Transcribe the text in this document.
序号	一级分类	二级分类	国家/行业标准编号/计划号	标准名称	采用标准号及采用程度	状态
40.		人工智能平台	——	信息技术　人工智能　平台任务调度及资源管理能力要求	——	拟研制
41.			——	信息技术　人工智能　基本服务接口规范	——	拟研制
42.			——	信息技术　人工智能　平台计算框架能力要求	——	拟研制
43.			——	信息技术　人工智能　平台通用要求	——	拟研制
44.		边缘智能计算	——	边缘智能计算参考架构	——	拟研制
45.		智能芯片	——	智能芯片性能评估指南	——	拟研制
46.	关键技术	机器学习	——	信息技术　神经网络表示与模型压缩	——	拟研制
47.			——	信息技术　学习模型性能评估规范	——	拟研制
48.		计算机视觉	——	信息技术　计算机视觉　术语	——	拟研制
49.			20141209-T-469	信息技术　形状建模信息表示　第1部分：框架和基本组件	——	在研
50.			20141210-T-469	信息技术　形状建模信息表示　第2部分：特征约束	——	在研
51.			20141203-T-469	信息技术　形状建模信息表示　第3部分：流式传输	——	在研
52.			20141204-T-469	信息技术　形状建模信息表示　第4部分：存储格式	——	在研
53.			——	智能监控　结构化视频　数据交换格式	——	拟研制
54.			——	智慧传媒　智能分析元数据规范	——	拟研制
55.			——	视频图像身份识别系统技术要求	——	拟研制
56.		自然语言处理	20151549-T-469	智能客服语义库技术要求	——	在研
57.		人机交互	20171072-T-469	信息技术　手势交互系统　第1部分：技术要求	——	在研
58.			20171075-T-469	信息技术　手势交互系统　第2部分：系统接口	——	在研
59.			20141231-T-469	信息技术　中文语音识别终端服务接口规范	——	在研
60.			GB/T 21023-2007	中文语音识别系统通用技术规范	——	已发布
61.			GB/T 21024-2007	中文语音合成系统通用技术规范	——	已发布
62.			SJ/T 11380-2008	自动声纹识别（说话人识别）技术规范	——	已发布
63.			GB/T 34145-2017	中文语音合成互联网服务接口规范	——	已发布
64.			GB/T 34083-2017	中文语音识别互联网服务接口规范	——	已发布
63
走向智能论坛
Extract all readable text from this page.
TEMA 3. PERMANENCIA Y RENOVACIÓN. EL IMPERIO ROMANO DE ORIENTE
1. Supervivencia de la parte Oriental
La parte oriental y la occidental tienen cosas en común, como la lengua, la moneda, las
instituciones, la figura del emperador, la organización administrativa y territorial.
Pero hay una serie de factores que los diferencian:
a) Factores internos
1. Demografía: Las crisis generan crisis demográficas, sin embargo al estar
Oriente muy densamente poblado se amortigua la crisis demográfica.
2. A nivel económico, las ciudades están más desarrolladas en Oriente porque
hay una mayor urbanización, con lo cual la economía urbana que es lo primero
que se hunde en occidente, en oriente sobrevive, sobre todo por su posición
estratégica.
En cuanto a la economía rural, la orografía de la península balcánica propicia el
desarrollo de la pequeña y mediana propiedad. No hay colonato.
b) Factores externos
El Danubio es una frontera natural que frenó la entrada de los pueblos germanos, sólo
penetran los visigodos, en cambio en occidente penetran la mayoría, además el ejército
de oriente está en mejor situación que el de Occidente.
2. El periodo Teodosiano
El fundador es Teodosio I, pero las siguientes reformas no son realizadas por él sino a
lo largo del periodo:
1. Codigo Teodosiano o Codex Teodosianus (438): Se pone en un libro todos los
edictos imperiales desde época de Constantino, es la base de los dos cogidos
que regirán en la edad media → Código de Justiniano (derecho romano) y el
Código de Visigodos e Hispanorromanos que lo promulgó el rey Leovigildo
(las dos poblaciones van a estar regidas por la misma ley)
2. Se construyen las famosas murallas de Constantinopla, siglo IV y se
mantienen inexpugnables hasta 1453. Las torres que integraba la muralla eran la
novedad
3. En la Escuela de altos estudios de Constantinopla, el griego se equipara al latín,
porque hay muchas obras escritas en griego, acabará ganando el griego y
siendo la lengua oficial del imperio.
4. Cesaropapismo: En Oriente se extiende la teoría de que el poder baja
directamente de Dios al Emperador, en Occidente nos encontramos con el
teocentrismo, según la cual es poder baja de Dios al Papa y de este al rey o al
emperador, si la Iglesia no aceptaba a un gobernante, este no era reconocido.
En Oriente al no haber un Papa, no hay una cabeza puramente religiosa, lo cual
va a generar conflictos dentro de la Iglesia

### What is needed
Quote each line of the data above exactly as written.

### Solution to this exercise
Transcribe the text in this document.
序号	一级分类	二级分类	国家/行业标准编号/计划号	标准名称	采用标准号及采用程度	状态
40.		人工智能平台	——	信息技术　人工智能　平台任务调度及资源管理能力要求	——	拟研制
41.			——	信息技术　人工智能　基本服务接口规范	——	拟研制
42.			——	信息技术　人工智能　平台计算框架能力要求	——	拟研制
43.			——	信息技术　人工智能　平台通用要求	——	拟研制
44.		边缘智能计算	——	边缘智能计算参考架构	——	拟研制
45.		智能芯片	——	智能芯片性能评估指南	——	拟研制
46.	关键技术	机器学习	——	信息技术　神经网络表示与模型压缩	——	拟研制
47.			——	信息技术　学习模型性能评估规范	——	拟研制
48.		计算机视觉	——	信息技术　计算机视觉　术语	——	拟研制
49.			20141209-T-469	信息技术　形状建模信息表示　第1部分：框架和基本组件	——	在研
50.			20141210-T-469	信息技术　形状建模信息表示　第2部分：特征约束	——	在研
51.			20141203-T-469	信息技术　形状建模信息表示　第3部分：流式传输	——	在研
52.			20141204-T-469	信息技术　形状建模信息表示　第4部分：存储格式	——	在研
53.			——	智能监控　结构化视频　数据交换格式	——	拟研制
54.			——	智慧传媒　智能分析元数据规范	——	拟研制
55.			——	视频图像身份识别系统技术要求	——	拟研制
56.		自然语言处理	20151549-T-469	智能客服语义库技术要求	——	在研
57.		人机交互	20171072-T-469	信息技术　手势交互系统　第1部分：技术要求	——	在研
58.			20171075-T-469	信息技术　手势交互系统　第2部分：系统接口	——	在研
59.			20141231-T-469	信息技术　中文语音识别终端服务接口规范	——	在研
60.			GB/T 21023-2007	中文语音识别系统通用技术规范	——	已发布
61.			GB/T 21024-2007	中文语音合成系统通用技术规范	——	已发布
62.			SJ/T 11380-2008	自动声纹识别（说话人识别）技术规范	——	已发布
63.			GB/T 34145-2017	中文语音合成互联网服务接口规范	——	已发布
64.			GB/T 34083-2017	中文语音识别互联网服务接口规范	——	已发布
63
走向智能论坛
Extract all readable text from this page.
TEMA 3. PERMANENCIA Y RENOVACIÓN. EL IMPERIO ROMANO DE ORIENTE
1. Supervivencia de la parte Oriental
La parte oriental y la occidental tienen cosas en común, como la lengua, la moneda, las
instituciones, la figura del emperador, la organización administrativa y territorial.
Pero hay una serie de factores que los diferencian:
a) Factores internos
1. Demografía: Las crisis generan crisis demográficas, sin embargo al estar
Oriente muy densamente poblado se amortigua la crisis demográfica.
2. A nivel económico, las ciudades están más desarrolladas en Oriente porque
hay una mayor urbanización, con lo cual la economía urbana que es lo primero
que se hunde en occidente, en oriente sobrevive, sobre todo por su posición
estratégica.
En cuanto a la economía rural, la orografía de la península balcánica propicia el
desarrollo de la pequeña y mediana propiedad. No hay colonato.
b) Factores externos
El Danubio es una frontera natural que frenó la entrada de los pueblos germanos, sólo
penetran los visigodos, en cambio en occidente penetran la mayoría, además el ejército
de oriente está en mejor situación que el de Occidente.
2. El periodo Teodosiano
El fundador es Teodosio I, pero las siguientes reformas no son realizadas por él sino a
lo largo del periodo:
1. Codigo Teodosiano o Codex Teodosianus (438): Se pone en un libro todos los
edictos imperiales desde época de Constantino, es la base de los dos cogidos
que regirán en la edad media → Código de Justiniano (derecho romano) y el
Código de Visigodos e Hispanorromanos que lo promulgó el rey Leovigildo
(las dos poblaciones van a estar regidas por la misma ley)
2. Se construyen las famosas murallas de Constantinopla, siglo IV y se
mantienen inexpugnables hasta 1453. Las torres que integraba la muralla eran la
novedad
3. En la Escuela de altos estudios de Constantinopla, el griego se equipara al latín,
porque hay muchas obras escritas en griego, acabará ganando el griego y
siendo la lengua oficial del imperio.
4. Cesaropapismo: En Oriente se extiende la teoría de que el poder baja
directamente de Dios al Emperador, en Occidente nos encontramos con el
teocentrismo, según la cual es poder baja de Dios al Papa y de este al rey o al
emperador, si la Iglesia no aceptaba a un gobernante, este no era reconocido.
En Oriente al no haber un Papa, no hay una cabeza puramente religiosa, lo cual
va a generar conflictos dentro de la Iglesia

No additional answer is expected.